◆ **Supplied information**:
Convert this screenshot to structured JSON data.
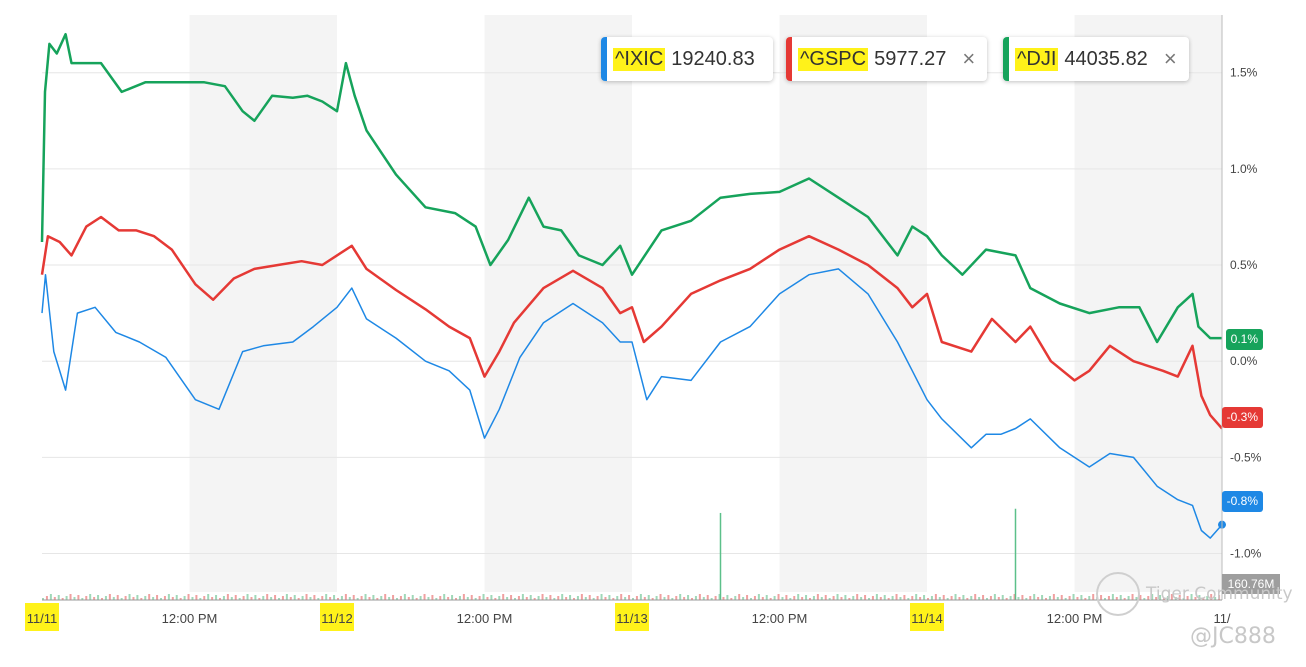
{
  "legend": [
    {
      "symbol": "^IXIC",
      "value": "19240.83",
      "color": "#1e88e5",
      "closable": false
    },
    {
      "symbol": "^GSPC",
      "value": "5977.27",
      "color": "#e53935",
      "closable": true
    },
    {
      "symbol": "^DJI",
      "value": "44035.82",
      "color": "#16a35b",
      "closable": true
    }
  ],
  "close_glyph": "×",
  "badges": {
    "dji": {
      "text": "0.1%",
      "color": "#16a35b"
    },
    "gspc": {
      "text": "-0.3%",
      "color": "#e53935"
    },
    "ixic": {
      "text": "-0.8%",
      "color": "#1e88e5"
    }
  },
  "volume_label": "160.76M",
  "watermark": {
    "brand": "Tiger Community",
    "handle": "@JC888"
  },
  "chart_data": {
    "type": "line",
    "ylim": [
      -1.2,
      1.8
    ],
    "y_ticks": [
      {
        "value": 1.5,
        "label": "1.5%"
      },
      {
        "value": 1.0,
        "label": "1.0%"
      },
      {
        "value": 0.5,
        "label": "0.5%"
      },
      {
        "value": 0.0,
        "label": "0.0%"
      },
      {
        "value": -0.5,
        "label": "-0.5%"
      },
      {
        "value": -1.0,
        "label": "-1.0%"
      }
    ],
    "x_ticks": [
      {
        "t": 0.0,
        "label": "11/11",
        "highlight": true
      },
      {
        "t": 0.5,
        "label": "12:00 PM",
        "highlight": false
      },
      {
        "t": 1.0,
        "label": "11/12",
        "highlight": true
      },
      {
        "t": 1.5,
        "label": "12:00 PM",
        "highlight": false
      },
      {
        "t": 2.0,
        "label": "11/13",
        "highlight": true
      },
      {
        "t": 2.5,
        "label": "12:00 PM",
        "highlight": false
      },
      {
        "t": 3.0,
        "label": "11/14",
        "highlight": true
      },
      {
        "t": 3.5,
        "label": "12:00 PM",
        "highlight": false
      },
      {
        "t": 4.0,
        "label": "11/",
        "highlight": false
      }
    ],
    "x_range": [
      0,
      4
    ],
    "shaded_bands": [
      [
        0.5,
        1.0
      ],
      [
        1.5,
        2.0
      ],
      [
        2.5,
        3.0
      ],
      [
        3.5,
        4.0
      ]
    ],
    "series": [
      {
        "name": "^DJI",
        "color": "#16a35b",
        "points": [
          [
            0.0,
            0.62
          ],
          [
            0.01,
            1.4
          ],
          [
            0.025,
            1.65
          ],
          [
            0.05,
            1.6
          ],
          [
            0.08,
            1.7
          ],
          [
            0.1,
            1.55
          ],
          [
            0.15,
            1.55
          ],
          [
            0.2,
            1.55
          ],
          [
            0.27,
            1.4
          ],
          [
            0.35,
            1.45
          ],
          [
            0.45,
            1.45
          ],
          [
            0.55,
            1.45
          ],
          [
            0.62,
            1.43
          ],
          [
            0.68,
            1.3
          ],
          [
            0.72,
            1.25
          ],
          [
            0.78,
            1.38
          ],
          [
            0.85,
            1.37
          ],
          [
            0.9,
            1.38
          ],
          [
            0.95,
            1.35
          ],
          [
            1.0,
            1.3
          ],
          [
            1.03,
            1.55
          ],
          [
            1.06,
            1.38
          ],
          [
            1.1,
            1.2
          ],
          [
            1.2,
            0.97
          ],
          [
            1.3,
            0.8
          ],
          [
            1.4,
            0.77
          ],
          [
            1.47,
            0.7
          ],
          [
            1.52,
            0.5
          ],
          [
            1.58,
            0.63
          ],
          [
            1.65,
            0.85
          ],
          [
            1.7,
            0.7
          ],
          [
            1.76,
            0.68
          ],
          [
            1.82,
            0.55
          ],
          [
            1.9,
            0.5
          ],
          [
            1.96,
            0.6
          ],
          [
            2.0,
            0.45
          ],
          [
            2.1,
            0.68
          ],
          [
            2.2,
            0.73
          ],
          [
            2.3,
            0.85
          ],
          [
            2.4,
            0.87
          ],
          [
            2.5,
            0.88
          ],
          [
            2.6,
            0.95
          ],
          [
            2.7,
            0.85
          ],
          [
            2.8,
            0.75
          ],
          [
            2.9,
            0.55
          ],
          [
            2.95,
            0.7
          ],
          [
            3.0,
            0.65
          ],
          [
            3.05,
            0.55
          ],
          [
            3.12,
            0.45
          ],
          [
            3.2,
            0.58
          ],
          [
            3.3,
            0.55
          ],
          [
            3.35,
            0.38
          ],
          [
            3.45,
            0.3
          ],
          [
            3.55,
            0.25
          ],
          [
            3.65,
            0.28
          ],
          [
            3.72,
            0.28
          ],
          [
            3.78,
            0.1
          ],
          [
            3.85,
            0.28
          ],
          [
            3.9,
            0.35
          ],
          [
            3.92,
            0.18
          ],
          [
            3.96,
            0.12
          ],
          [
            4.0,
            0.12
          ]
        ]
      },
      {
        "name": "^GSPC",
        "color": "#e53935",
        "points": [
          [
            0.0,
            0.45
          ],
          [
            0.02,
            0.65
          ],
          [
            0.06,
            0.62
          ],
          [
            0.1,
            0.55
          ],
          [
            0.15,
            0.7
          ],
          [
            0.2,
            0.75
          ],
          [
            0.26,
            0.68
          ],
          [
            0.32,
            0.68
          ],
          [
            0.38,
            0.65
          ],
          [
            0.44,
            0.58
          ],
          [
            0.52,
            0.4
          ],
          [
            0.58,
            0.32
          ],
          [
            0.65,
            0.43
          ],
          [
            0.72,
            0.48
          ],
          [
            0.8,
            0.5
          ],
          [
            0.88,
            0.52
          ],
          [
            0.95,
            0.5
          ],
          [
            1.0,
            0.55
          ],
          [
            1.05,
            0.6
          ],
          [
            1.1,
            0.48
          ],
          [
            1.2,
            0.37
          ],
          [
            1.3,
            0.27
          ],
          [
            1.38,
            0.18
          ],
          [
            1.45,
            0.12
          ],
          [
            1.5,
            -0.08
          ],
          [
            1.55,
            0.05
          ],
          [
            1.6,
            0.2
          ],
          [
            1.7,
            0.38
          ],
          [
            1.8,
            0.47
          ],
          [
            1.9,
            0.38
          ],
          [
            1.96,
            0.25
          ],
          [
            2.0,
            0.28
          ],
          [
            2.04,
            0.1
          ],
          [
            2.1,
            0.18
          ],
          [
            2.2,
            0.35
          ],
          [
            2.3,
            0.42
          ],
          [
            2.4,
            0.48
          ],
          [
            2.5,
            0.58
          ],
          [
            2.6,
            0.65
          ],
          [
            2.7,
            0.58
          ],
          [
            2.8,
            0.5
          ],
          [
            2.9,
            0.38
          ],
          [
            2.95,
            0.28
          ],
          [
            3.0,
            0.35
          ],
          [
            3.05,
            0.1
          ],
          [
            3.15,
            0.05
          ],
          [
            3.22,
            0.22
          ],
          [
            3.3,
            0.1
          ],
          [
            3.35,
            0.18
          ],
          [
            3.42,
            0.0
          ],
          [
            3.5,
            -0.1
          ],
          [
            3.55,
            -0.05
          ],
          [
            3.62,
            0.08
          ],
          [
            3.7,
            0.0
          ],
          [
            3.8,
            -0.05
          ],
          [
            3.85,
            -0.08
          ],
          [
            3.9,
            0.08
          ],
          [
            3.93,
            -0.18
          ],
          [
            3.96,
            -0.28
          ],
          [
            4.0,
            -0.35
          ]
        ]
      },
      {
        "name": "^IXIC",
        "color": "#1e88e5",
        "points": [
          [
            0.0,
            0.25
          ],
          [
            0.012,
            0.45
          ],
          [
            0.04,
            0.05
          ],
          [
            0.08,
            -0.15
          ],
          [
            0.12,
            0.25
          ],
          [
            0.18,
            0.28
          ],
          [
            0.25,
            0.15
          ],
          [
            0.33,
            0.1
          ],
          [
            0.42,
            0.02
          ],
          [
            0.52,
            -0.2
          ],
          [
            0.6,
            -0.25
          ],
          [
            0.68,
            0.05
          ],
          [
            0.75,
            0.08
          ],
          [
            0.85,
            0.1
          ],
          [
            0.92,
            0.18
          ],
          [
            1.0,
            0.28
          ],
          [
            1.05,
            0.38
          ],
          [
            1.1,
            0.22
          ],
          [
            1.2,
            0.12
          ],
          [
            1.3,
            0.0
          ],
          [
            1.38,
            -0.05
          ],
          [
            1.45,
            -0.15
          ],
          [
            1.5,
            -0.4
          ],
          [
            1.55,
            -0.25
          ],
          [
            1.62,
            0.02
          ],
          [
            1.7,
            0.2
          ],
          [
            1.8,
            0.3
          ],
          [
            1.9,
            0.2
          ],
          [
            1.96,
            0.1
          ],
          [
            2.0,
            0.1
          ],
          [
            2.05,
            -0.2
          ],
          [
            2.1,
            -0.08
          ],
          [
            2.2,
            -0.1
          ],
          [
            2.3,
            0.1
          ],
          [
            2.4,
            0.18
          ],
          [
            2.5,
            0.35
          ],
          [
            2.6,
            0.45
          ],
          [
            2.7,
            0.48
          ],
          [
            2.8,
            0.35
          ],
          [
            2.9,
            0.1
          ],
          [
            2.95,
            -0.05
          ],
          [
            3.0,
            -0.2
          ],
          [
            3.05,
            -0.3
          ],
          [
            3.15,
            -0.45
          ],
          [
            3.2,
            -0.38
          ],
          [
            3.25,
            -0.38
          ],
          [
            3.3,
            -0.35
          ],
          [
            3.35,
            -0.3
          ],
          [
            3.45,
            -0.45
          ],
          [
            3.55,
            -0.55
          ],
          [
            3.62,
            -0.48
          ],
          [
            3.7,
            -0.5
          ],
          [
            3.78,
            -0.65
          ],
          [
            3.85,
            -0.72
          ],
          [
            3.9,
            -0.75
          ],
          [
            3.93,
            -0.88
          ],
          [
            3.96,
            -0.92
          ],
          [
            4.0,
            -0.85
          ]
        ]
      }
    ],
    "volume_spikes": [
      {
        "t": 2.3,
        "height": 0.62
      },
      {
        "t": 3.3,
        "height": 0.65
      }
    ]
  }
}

◆ **Problem to solve**:
Copy all lines of the listing above that contain the string "color".

◆ **The response**:
      "color": "#1e88e5",
      "color": "#e53935",
      "color": "#16a35b",
      "color": "#16a35b"
      "color": "#e53935"
      "color": "#1e88e5"
        "color": "#16a35b",
        "color": "#e53935",
        "color": "#1e88e5",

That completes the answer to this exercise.